Set task: Count the lines containing "this". Give the number alone.

Records supplied:
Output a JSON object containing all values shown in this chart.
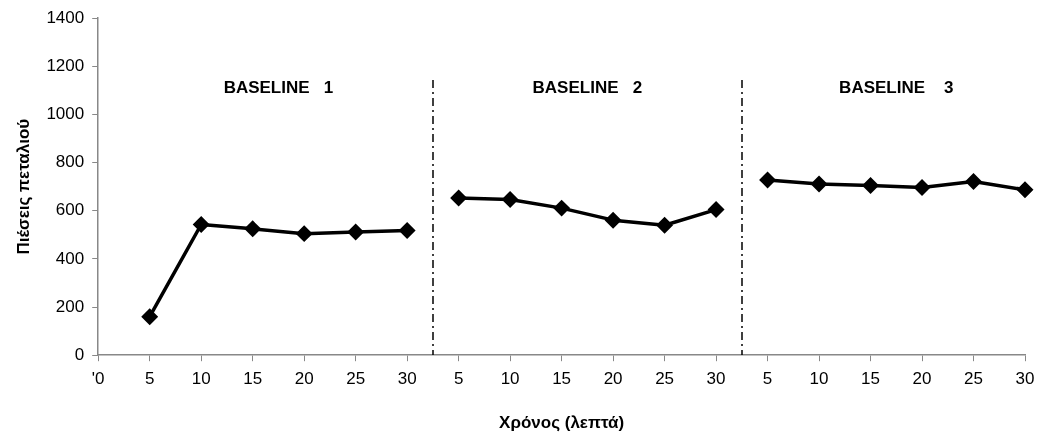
{
  "chart_data": {
    "type": "line",
    "xlabel": "Χρόνος (λεπτά)",
    "ylabel": "Πιέσεις πεταλιού",
    "annotations": [
      "BASELINE   1",
      "BASELINE   2",
      "BASELINE    3"
    ],
    "categories": [
      "'0",
      "5",
      "10",
      "15",
      "20",
      "25",
      "30",
      "5",
      "10",
      "15",
      "20",
      "25",
      "30",
      "5",
      "10",
      "15",
      "20",
      "25",
      "30"
    ],
    "ylim": [
      0,
      1400
    ],
    "yticks": [
      0,
      200,
      400,
      600,
      800,
      1000,
      1200,
      1400
    ],
    "series": [
      {
        "color": "#000000",
        "values": [
          null,
          160,
          543,
          525,
          505,
          512,
          518,
          null,
          null,
          null,
          null,
          null,
          null,
          null,
          null,
          null,
          null,
          null,
          null
        ]
      },
      {
        "color": "#000000",
        "values": [
          null,
          null,
          null,
          null,
          null,
          null,
          null,
          653,
          647,
          611,
          561,
          540,
          605,
          null,
          null,
          null,
          null,
          null,
          null
        ]
      },
      {
        "color": "#000000",
        "values": [
          null,
          null,
          null,
          null,
          null,
          null,
          null,
          null,
          null,
          null,
          null,
          null,
          null,
          728,
          711,
          705,
          697,
          722,
          687
        ]
      }
    ],
    "grid": false,
    "legend": false,
    "marker": "diamond",
    "line_style": "solid"
  }
}
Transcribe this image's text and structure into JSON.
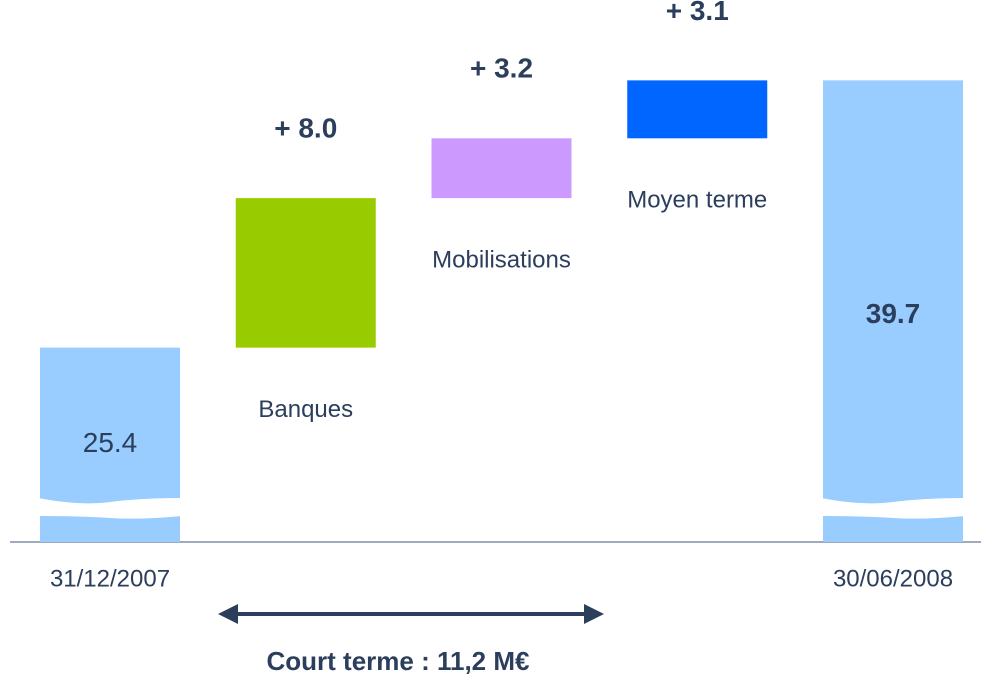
{
  "chart_data": {
    "type": "waterfall",
    "categories": [
      "31/12/2007",
      "Banques",
      "Mobilisations",
      "Moyen terme",
      "30/06/2008"
    ],
    "values": [
      25.4,
      8.0,
      3.2,
      3.1,
      39.7
    ],
    "value_labels": [
      "25.4",
      "+ 8.0",
      "+ 3.2",
      "+ 3.1",
      "39.7"
    ],
    "totals": [
      true,
      false,
      false,
      false,
      true
    ],
    "colors": [
      "#99ccff",
      "#99cc00",
      "#cc99ff",
      "#0066ff",
      "#99ccff"
    ],
    "ylim": [
      15,
      44
    ],
    "annotation": "Court terme : 11,2 M€"
  }
}
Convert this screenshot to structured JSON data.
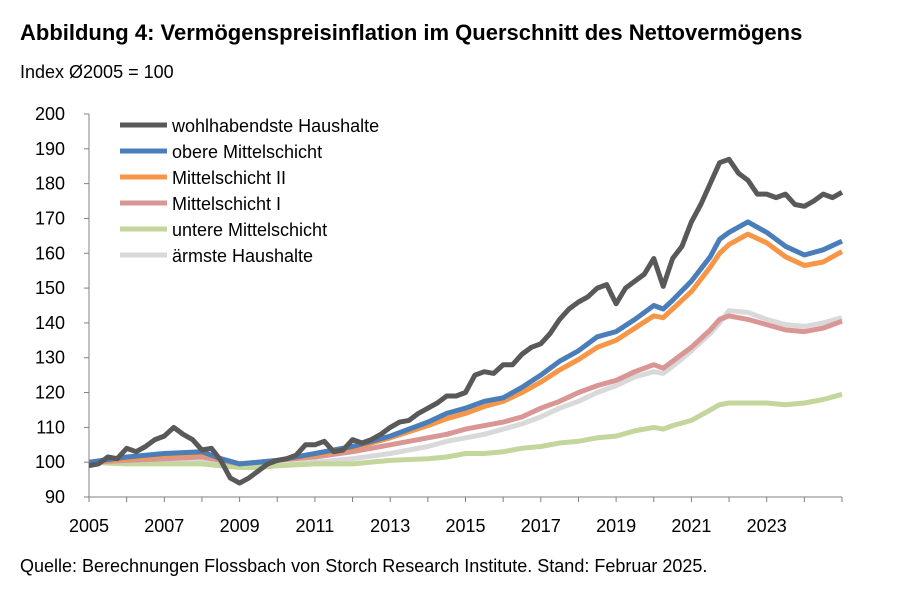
{
  "title": "Abbildung 4: Vermögenspreisinflation im Querschnitt des Nettovermögens",
  "subtitle": "Index Ø2005 = 100",
  "source": "Quelle: Berechnungen Flossbach von Storch Research Institute. Stand: Februar 2025.",
  "chart_data": {
    "type": "line",
    "ylim": [
      90,
      200
    ],
    "yticks": [
      90,
      100,
      110,
      120,
      130,
      140,
      150,
      160,
      170,
      180,
      190,
      200
    ],
    "xlim": [
      2005,
      2024.75
    ],
    "xticks": [
      2005,
      2007,
      2009,
      2011,
      2013,
      2015,
      2017,
      2019,
      2021,
      2023
    ],
    "xtick_labels": [
      "2005",
      "2007",
      "2009",
      "2011",
      "2013",
      "2015",
      "2017",
      "2019",
      "2021",
      "2023"
    ],
    "legend_position": "top-left",
    "series": [
      {
        "name": "wohlhabendste Haushalte",
        "color": "#595959",
        "points": [
          [
            2005,
            99
          ],
          [
            2005.25,
            99.5
          ],
          [
            2005.5,
            101.5
          ],
          [
            2005.75,
            101
          ],
          [
            2006,
            104
          ],
          [
            2006.25,
            103
          ],
          [
            2006.5,
            104.5
          ],
          [
            2006.75,
            106.5
          ],
          [
            2007,
            107.5
          ],
          [
            2007.25,
            110
          ],
          [
            2007.5,
            108
          ],
          [
            2007.75,
            106.5
          ],
          [
            2008,
            103.5
          ],
          [
            2008.25,
            104
          ],
          [
            2008.5,
            100.5
          ],
          [
            2008.75,
            95.5
          ],
          [
            2009,
            94
          ],
          [
            2009.25,
            95.5
          ],
          [
            2009.5,
            97.5
          ],
          [
            2009.75,
            99.5
          ],
          [
            2010,
            100.5
          ],
          [
            2010.25,
            101
          ],
          [
            2010.5,
            102
          ],
          [
            2010.75,
            105
          ],
          [
            2011,
            105
          ],
          [
            2011.25,
            106
          ],
          [
            2011.5,
            103
          ],
          [
            2011.75,
            103.5
          ],
          [
            2012,
            106.5
          ],
          [
            2012.25,
            105.5
          ],
          [
            2012.5,
            106.5
          ],
          [
            2012.75,
            108
          ],
          [
            2013,
            110
          ],
          [
            2013.25,
            111.5
          ],
          [
            2013.5,
            112
          ],
          [
            2013.75,
            114
          ],
          [
            2014,
            115.5
          ],
          [
            2014.25,
            117
          ],
          [
            2014.5,
            119
          ],
          [
            2014.75,
            119
          ],
          [
            2015,
            120
          ],
          [
            2015.25,
            125
          ],
          [
            2015.5,
            126
          ],
          [
            2015.75,
            125.5
          ],
          [
            2016,
            128
          ],
          [
            2016.25,
            128
          ],
          [
            2016.5,
            131
          ],
          [
            2016.75,
            133
          ],
          [
            2017,
            134
          ],
          [
            2017.25,
            137
          ],
          [
            2017.5,
            141
          ],
          [
            2017.75,
            144
          ],
          [
            2018,
            146
          ],
          [
            2018.25,
            147.5
          ],
          [
            2018.5,
            150
          ],
          [
            2018.75,
            151
          ],
          [
            2019,
            145.5
          ],
          [
            2019.25,
            150
          ],
          [
            2019.5,
            152
          ],
          [
            2019.75,
            154
          ],
          [
            2020,
            158.5
          ],
          [
            2020.25,
            150.5
          ],
          [
            2020.5,
            158.5
          ],
          [
            2020.75,
            162
          ],
          [
            2021,
            169
          ],
          [
            2021.25,
            174
          ],
          [
            2021.5,
            180
          ],
          [
            2021.75,
            186
          ],
          [
            2022,
            187
          ],
          [
            2022.25,
            183
          ],
          [
            2022.5,
            181
          ],
          [
            2022.75,
            177
          ],
          [
            2023,
            177
          ],
          [
            2023.25,
            176
          ],
          [
            2023.5,
            177
          ],
          [
            2023.75,
            174
          ],
          [
            2024,
            173.5
          ],
          [
            2024.25,
            175
          ],
          [
            2024.5,
            177
          ],
          [
            2024.75,
            176
          ],
          [
            2025,
            177.5
          ]
        ]
      },
      {
        "name": "obere Mittelschicht",
        "color": "#4a7ebb",
        "points": [
          [
            2005,
            100
          ],
          [
            2006,
            101.5
          ],
          [
            2007,
            102.5
          ],
          [
            2008,
            103
          ],
          [
            2008.5,
            101
          ],
          [
            2009,
            99.5
          ],
          [
            2009.5,
            100
          ],
          [
            2010,
            100.5
          ],
          [
            2011,
            102.5
          ],
          [
            2012,
            104.5
          ],
          [
            2013,
            107.5
          ],
          [
            2014,
            111.5
          ],
          [
            2014.5,
            114
          ],
          [
            2015,
            115.5
          ],
          [
            2015.5,
            117.5
          ],
          [
            2016,
            118.5
          ],
          [
            2016.5,
            121.5
          ],
          [
            2017,
            125
          ],
          [
            2017.5,
            129
          ],
          [
            2018,
            132
          ],
          [
            2018.5,
            136
          ],
          [
            2019,
            137.5
          ],
          [
            2019.5,
            141
          ],
          [
            2020,
            145
          ],
          [
            2020.25,
            144
          ],
          [
            2020.5,
            146.5
          ],
          [
            2021,
            152
          ],
          [
            2021.5,
            159
          ],
          [
            2021.75,
            164
          ],
          [
            2022,
            166
          ],
          [
            2022.5,
            169
          ],
          [
            2023,
            166
          ],
          [
            2023.5,
            162
          ],
          [
            2024,
            159.5
          ],
          [
            2024.5,
            161
          ],
          [
            2025,
            163.5
          ]
        ]
      },
      {
        "name": "Mittelschicht II",
        "color": "#f79646",
        "points": [
          [
            2005,
            100
          ],
          [
            2006,
            101
          ],
          [
            2007,
            102
          ],
          [
            2008,
            102.5
          ],
          [
            2008.5,
            101
          ],
          [
            2009,
            99.5
          ],
          [
            2009.5,
            100
          ],
          [
            2010,
            100.5
          ],
          [
            2011,
            102
          ],
          [
            2012,
            104
          ],
          [
            2013,
            107
          ],
          [
            2014,
            110.5
          ],
          [
            2014.5,
            112.5
          ],
          [
            2015,
            114
          ],
          [
            2015.5,
            116
          ],
          [
            2016,
            117.5
          ],
          [
            2016.5,
            120
          ],
          [
            2017,
            123
          ],
          [
            2017.5,
            126.5
          ],
          [
            2018,
            129.5
          ],
          [
            2018.5,
            133
          ],
          [
            2019,
            135
          ],
          [
            2019.5,
            138.5
          ],
          [
            2020,
            142
          ],
          [
            2020.25,
            141.5
          ],
          [
            2020.5,
            144
          ],
          [
            2021,
            149
          ],
          [
            2021.5,
            156
          ],
          [
            2021.75,
            160
          ],
          [
            2022,
            162.5
          ],
          [
            2022.5,
            165.5
          ],
          [
            2023,
            163
          ],
          [
            2023.5,
            159
          ],
          [
            2024,
            156.5
          ],
          [
            2024.5,
            157.5
          ],
          [
            2025,
            160.5
          ]
        ]
      },
      {
        "name": "Mittelschicht I",
        "color": "#d99694",
        "points": [
          [
            2005,
            100
          ],
          [
            2006,
            100.5
          ],
          [
            2007,
            101
          ],
          [
            2008,
            101.5
          ],
          [
            2008.5,
            100.5
          ],
          [
            2009,
            99.5
          ],
          [
            2009.5,
            100
          ],
          [
            2010,
            100.5
          ],
          [
            2011,
            101.5
          ],
          [
            2012,
            103
          ],
          [
            2013,
            105
          ],
          [
            2014,
            107
          ],
          [
            2014.5,
            108
          ],
          [
            2015,
            109.5
          ],
          [
            2015.5,
            110.5
          ],
          [
            2016,
            111.5
          ],
          [
            2016.5,
            113
          ],
          [
            2017,
            115.5
          ],
          [
            2017.5,
            117.5
          ],
          [
            2018,
            120
          ],
          [
            2018.5,
            122
          ],
          [
            2019,
            123.5
          ],
          [
            2019.5,
            126
          ],
          [
            2020,
            128
          ],
          [
            2020.25,
            127
          ],
          [
            2020.5,
            129
          ],
          [
            2021,
            133
          ],
          [
            2021.5,
            138
          ],
          [
            2021.75,
            141
          ],
          [
            2022,
            142
          ],
          [
            2022.5,
            141
          ],
          [
            2023,
            139.5
          ],
          [
            2023.5,
            138
          ],
          [
            2024,
            137.5
          ],
          [
            2024.5,
            138.5
          ],
          [
            2025,
            140.5
          ]
        ]
      },
      {
        "name": "untere Mittelschicht",
        "color": "#c3d69b",
        "points": [
          [
            2005,
            100
          ],
          [
            2006,
            99.5
          ],
          [
            2007,
            99.5
          ],
          [
            2008,
            99.5
          ],
          [
            2008.5,
            99
          ],
          [
            2009,
            98.5
          ],
          [
            2009.5,
            98.5
          ],
          [
            2010,
            99
          ],
          [
            2011,
            99.5
          ],
          [
            2012,
            99.5
          ],
          [
            2013,
            100.5
          ],
          [
            2014,
            101
          ],
          [
            2014.5,
            101.5
          ],
          [
            2015,
            102.5
          ],
          [
            2015.5,
            102.5
          ],
          [
            2016,
            103
          ],
          [
            2016.5,
            104
          ],
          [
            2017,
            104.5
          ],
          [
            2017.5,
            105.5
          ],
          [
            2018,
            106
          ],
          [
            2018.5,
            107
          ],
          [
            2019,
            107.5
          ],
          [
            2019.5,
            109
          ],
          [
            2020,
            110
          ],
          [
            2020.25,
            109.5
          ],
          [
            2020.5,
            110.5
          ],
          [
            2021,
            112
          ],
          [
            2021.5,
            115
          ],
          [
            2021.75,
            116.5
          ],
          [
            2022,
            117
          ],
          [
            2022.5,
            117
          ],
          [
            2023,
            117
          ],
          [
            2023.5,
            116.5
          ],
          [
            2024,
            117
          ],
          [
            2024.5,
            118
          ],
          [
            2025,
            119.5
          ]
        ]
      },
      {
        "name": "ärmste Haushalte",
        "color": "#d9d9d9",
        "points": [
          [
            2005,
            100
          ],
          [
            2006,
            100
          ],
          [
            2007,
            100
          ],
          [
            2008,
            100
          ],
          [
            2008.5,
            99.5
          ],
          [
            2009,
            98.5
          ],
          [
            2009.5,
            98.5
          ],
          [
            2010,
            99
          ],
          [
            2011,
            100
          ],
          [
            2012,
            101
          ],
          [
            2013,
            102.5
          ],
          [
            2014,
            104.5
          ],
          [
            2014.5,
            106
          ],
          [
            2015,
            107
          ],
          [
            2015.5,
            108
          ],
          [
            2016,
            109.5
          ],
          [
            2016.5,
            111
          ],
          [
            2017,
            113
          ],
          [
            2017.5,
            115.5
          ],
          [
            2018,
            117.5
          ],
          [
            2018.5,
            120
          ],
          [
            2019,
            122
          ],
          [
            2019.5,
            124.5
          ],
          [
            2020,
            126
          ],
          [
            2020.25,
            125.5
          ],
          [
            2020.5,
            127.5
          ],
          [
            2021,
            132
          ],
          [
            2021.5,
            137
          ],
          [
            2021.75,
            140
          ],
          [
            2022,
            143.5
          ],
          [
            2022.5,
            143
          ],
          [
            2023,
            141
          ],
          [
            2023.5,
            139.5
          ],
          [
            2024,
            139
          ],
          [
            2024.5,
            140
          ],
          [
            2025,
            141.5
          ]
        ]
      }
    ]
  }
}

Response: 3